Written request:
Scan each line of the records for the word "document" and extract the ones that have it.

═══ Record list ═══

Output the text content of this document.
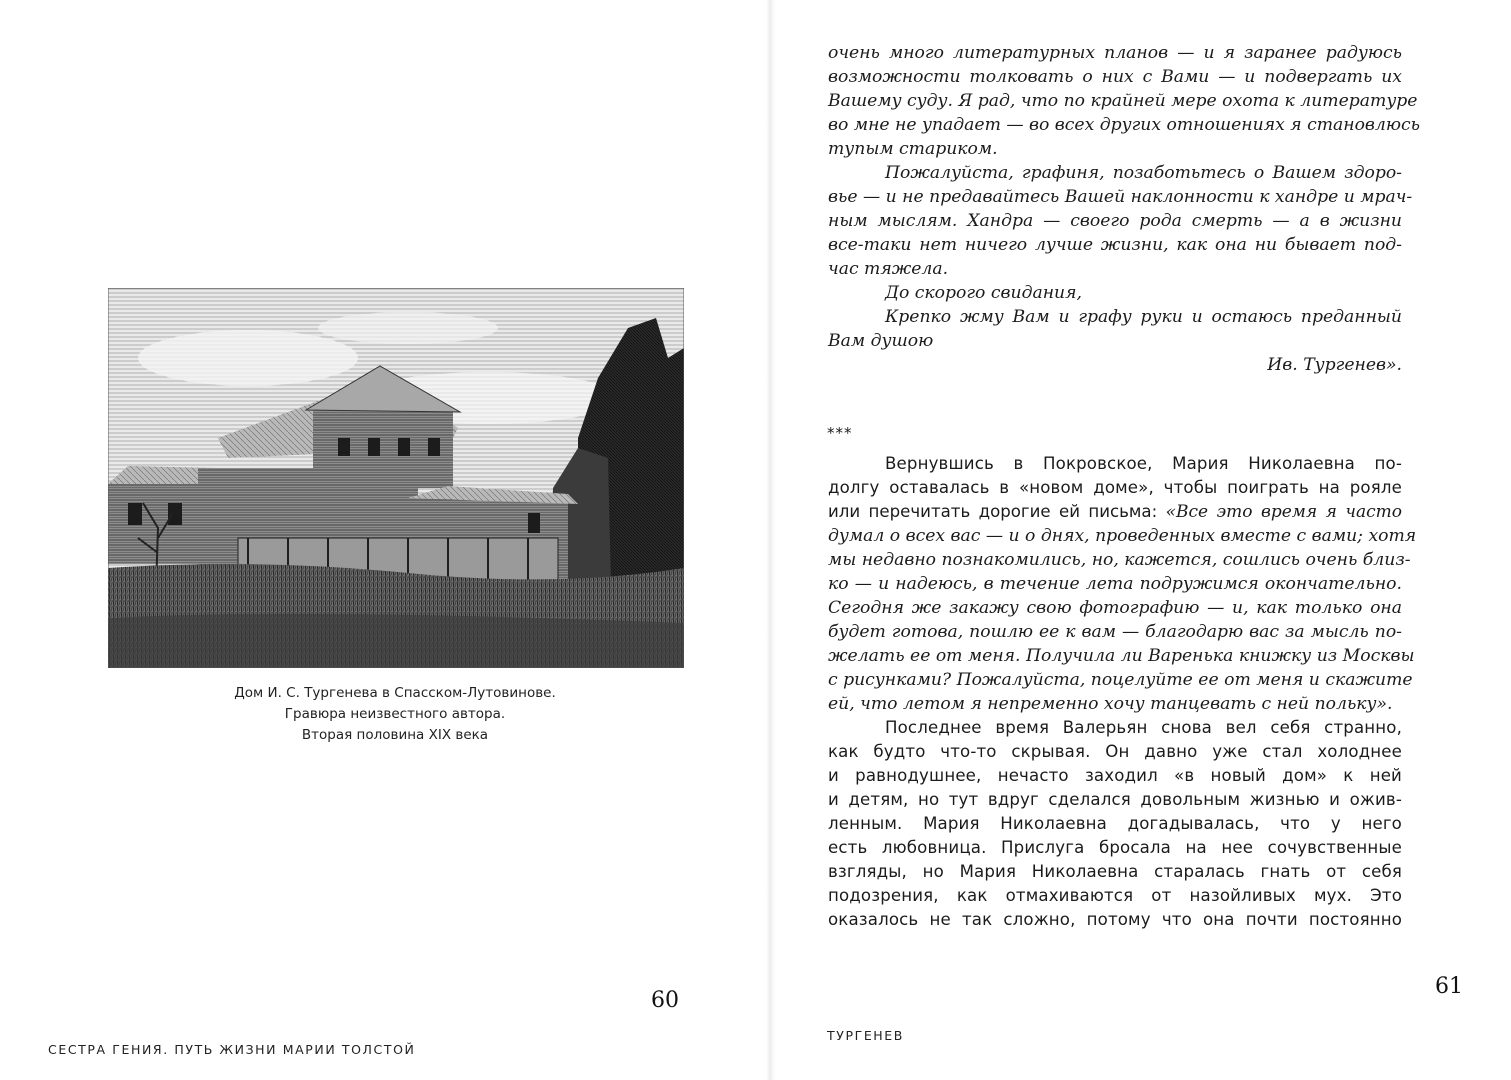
Дом И. С. Тургенева в Спасском-Лутовинове.
Гравюра неизвестного автора.
Вторая половина XIX века
60
СЕСТРА ГЕНИЯ. ПУТЬ ЖИЗНИ МАРИИ ТОЛСТОЙ
очень много литературных планов — и я заранее радуюсь
возможности толковать о них с Вами — и подвергать их
Вашему суду. Я рад, что по крайней мере охота к литературе
во мне не упадает — во всех других отношениях я становлюсь
тупым стариком.
Пожалуйста, графиня, позаботьтесь о Вашем здоро-
вье — и не предавайтесь Вашей наклонности к хандре и мрач-
ным мыслям. Хандра — своего рода смерть — а в жизни
все-таки нет ничего лучше жизни, как она ни бывает под-
час тяжела.
До скорого свидания,
Крепко жму Вам и графу руки и остаюсь преданный
Вам душою
Ив. Тургенев».
***
Вернувшись в Покровское, Мария Николаевна по-
долгу оставалась в «новом доме», чтобы поиграть на рояле
или перечитать дорогие ей письма: «Все это время я часто
думал о всех вас — и о днях, проведенных вместе с вами; хотя
мы недавно познакомились, но, кажется, сошлись очень близ-
ко — и надеюсь, в течение лета подружимся окончательно.
Сегодня же закажу свою фотографию — и, как только она
будет готова, пошлю ее к вам — благодарю вас за мысль по-
желать ее от меня. Получила ли Варенька книжку из Москвы
с рисунками? Пожалуйста, поцелуйте ее от меня и скажите
ей, что летом я непременно хочу танцевать с ней польку».
Последнее время Валерьян снова вел себя странно,
как будто что-то скрывая. Он давно уже стал холоднее
и равнодушнее, нечасто заходил «в новый дом» к ней
и детям, но тут вдруг сделался довольным жизнью и ожив-
ленным. Мария Николаевна догадывалась, что у него
есть любовница. Прислуга бросала на нее сочувственные
взгляды, но Мария Николаевна старалась гнать от себя
подозрения, как отмахиваются от назойливых мух. Это
оказалось не так сложно, потому что она почти постоянно
61
ТУРГЕНЕВ
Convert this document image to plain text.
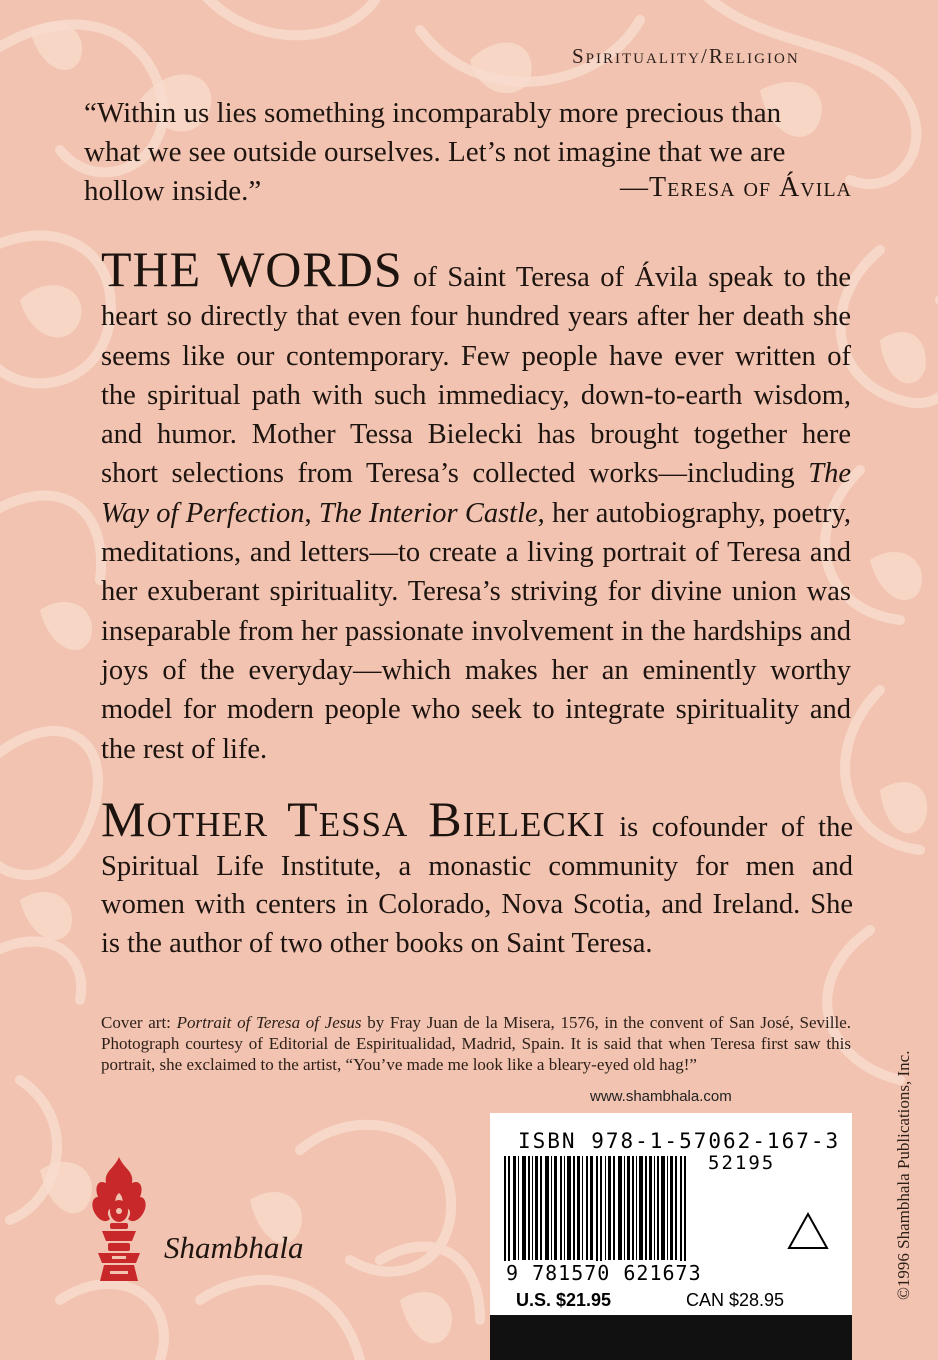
Spirituality/Religion
“Within us lies something incomparably more precious than what we see outside ourselves. Let’s not imagine that we are hollow inside.”	—Teresa of Ávila
THE WORDS of Saint Teresa of Ávila speak to the heart so directly that even four hundred years after her death she seems like our contemporary. Few people have ever written of the spiritual path with such immediacy, down-to-earth wisdom, and humor. Mother Tessa Bielecki has brought together here short selections from Teresa’s collected works—including The Way of Perfection, The Interior Castle, her autobiography, poetry, meditations, and letters—to create a living portrait of Teresa and her exuberant spirituality. Teresa’s striving for divine union was inseparable from her passionate involvement in the hardships and joys of the everyday—which makes her an eminently worthy model for modern people who seek to integrate spirituality and the rest of life.
Mother Tessa Bielecki is cofounder of the Spiritual Life Institute, a monastic community for men and women with centers in Colorado, Nova Scotia, and Ireland. She is the author of two other books on Saint Teresa.
Cover art: Portrait of Teresa of Jesus by Fray Juan de la Misera, 1576, in the convent of San José, Seville. Photograph courtesy of Editorial de Espiritualidad, Madrid, Spain. It is said that when Teresa first saw this portrait, she exclaimed to the artist, “You’ve made me look like a bleary-eyed old hag!”	©1996 Shambhala Publications, Inc.
www.shambhala.com
ISBN 978-1-57062-167-3
52195
9 781570 621673
U.S. $21.95	CAN $28.95
Shambhala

═══

Exercise output:
Output the text content of this document.
Convert this document image to plain text.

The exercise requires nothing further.